Required work – Repeat the material verbatim and drop the pictures.

Dataset excerpts –
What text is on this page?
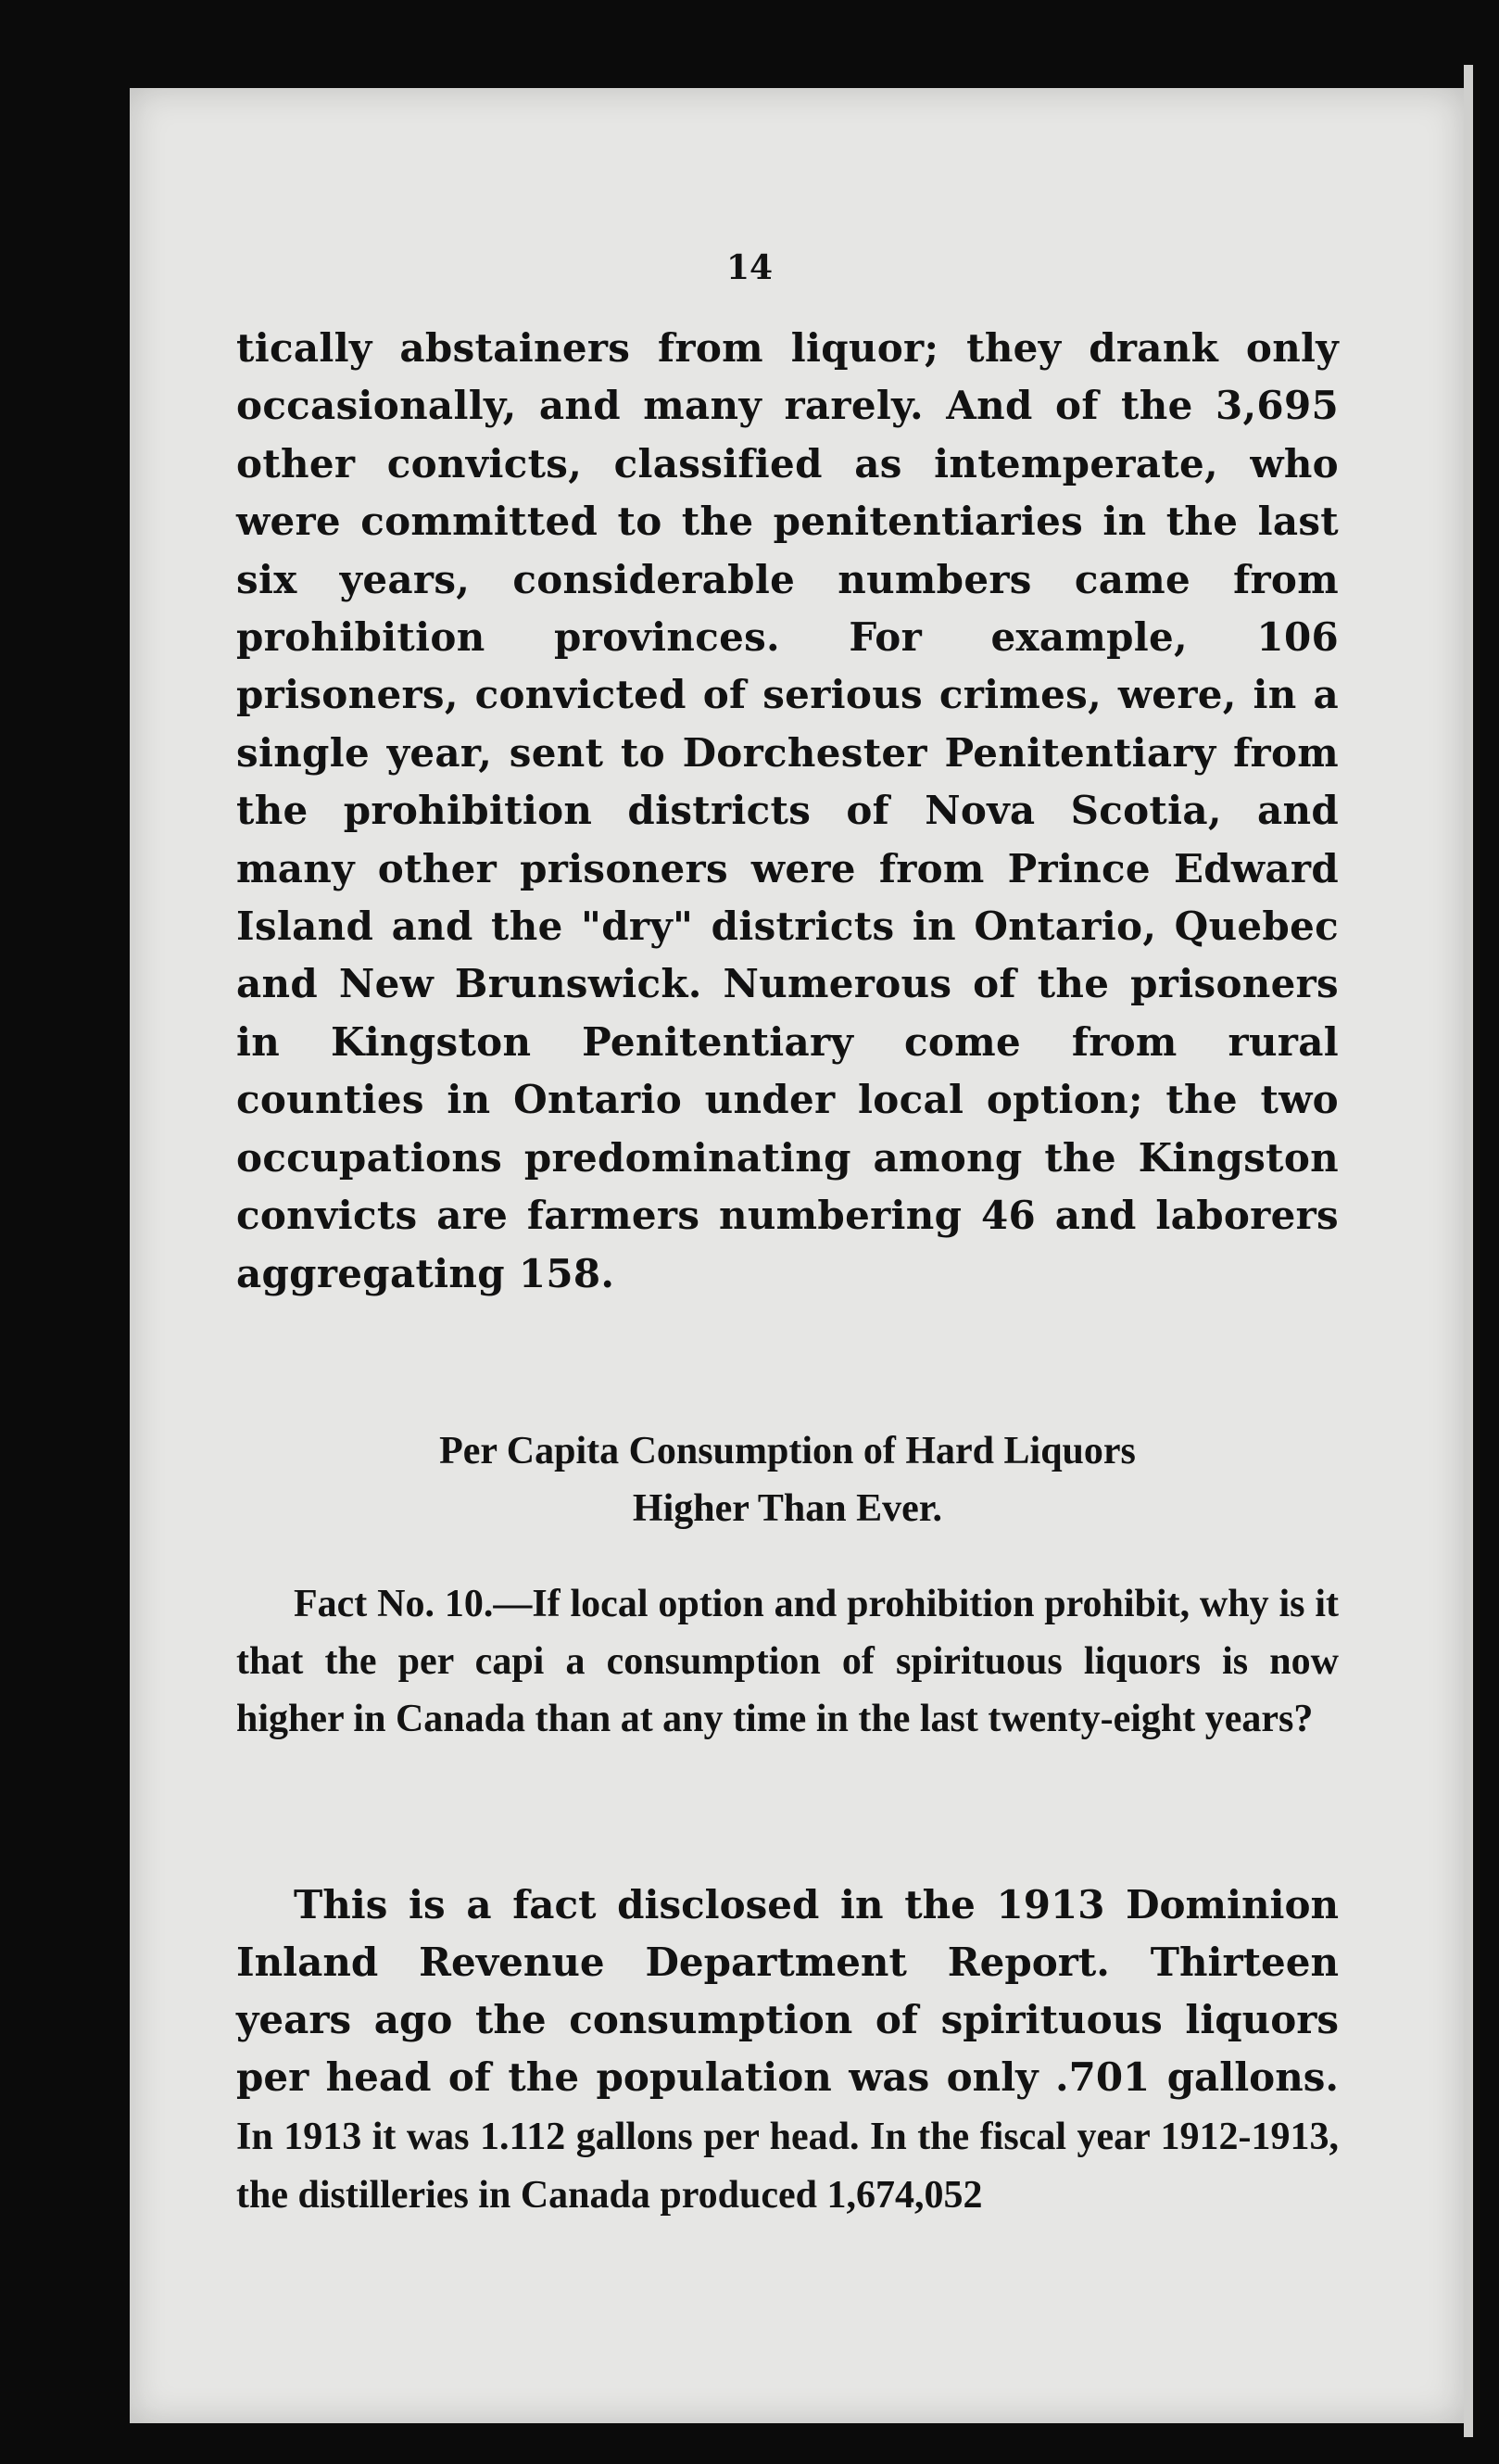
14

tically abstainers from liquor; they drank only occasionally, and many rarely. And of the 3,695 other convicts, classified as intemperate, who were committed to the penitentiaries in the last six years, considerable numbers came from prohibition provinces. For example, 106 prisoners, convicted of serious crimes, were, in a single year, sent to Dorchester Penitentiary from the prohibition districts of Nova Scotia, and many other prisoners were from Prince Edward Island and the "dry" districts in Ontario, Quebec and New Brunswick. Numerous of the prisoners in Kingston Penitentiary come from rural counties in Ontario under local option; the two occupations predominating among the Kingston convicts are farmers numbering 46 and laborers aggregating 158.

Per Capita Consumption of Hard Liquors
Higher Than Ever.

Fact No. 10.—If local option and prohibition prohibit, why is it that the per capi a consumption of spirituous liquors is now higher in Canada than at any time in the last twenty-eight years?

This is a fact disclosed in the 1913 Dominion Inland Revenue Department Report. Thirteen years ago the consumption of spirituous liquors per head of the population was only .701 gallons. In 1913 it was 1.112 gallons per head. In the fiscal year 1912-1913, the distilleries in Canada produced 1,674,052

Solution to this problem –
What text is on this page?
14

tically abstainers from liquor; they drank only occasionally, and many rarely. And of the 3,695 other convicts, classified as intemperate, who were committed to the penitentiaries in the last six years, considerable numbers came from prohibition provinces. For example, 106 prisoners, convicted of serious crimes, were, in a single year, sent to Dorchester Penitentiary from the prohibition districts of Nova Scotia, and many other prisoners were from Prince Edward Island and the "dry" districts in Ontario, Quebec and New Brunswick. Numerous of the prisoners in Kingston Penitentiary come from rural counties in Ontario under local option; the two occupations predominating among the Kingston convicts are farmers numbering 46 and laborers aggregating 158.

Per Capita Consumption of Hard Liquors
Higher Than Ever.

Fact No. 10.—If local option and prohibition prohibit, why is it that the per capi a consumption of spirituous liquors is now higher in Canada than at any time in the last twenty-eight years?

This is a fact disclosed in the 1913 Dominion Inland Revenue Department Report. Thirteen years ago the consumption of spirituous liquors per head of the population was only .701 gallons. In 1913 it was 1.112 gallons per head. In the fiscal year 1912-1913, the distilleries in Canada produced 1,674,052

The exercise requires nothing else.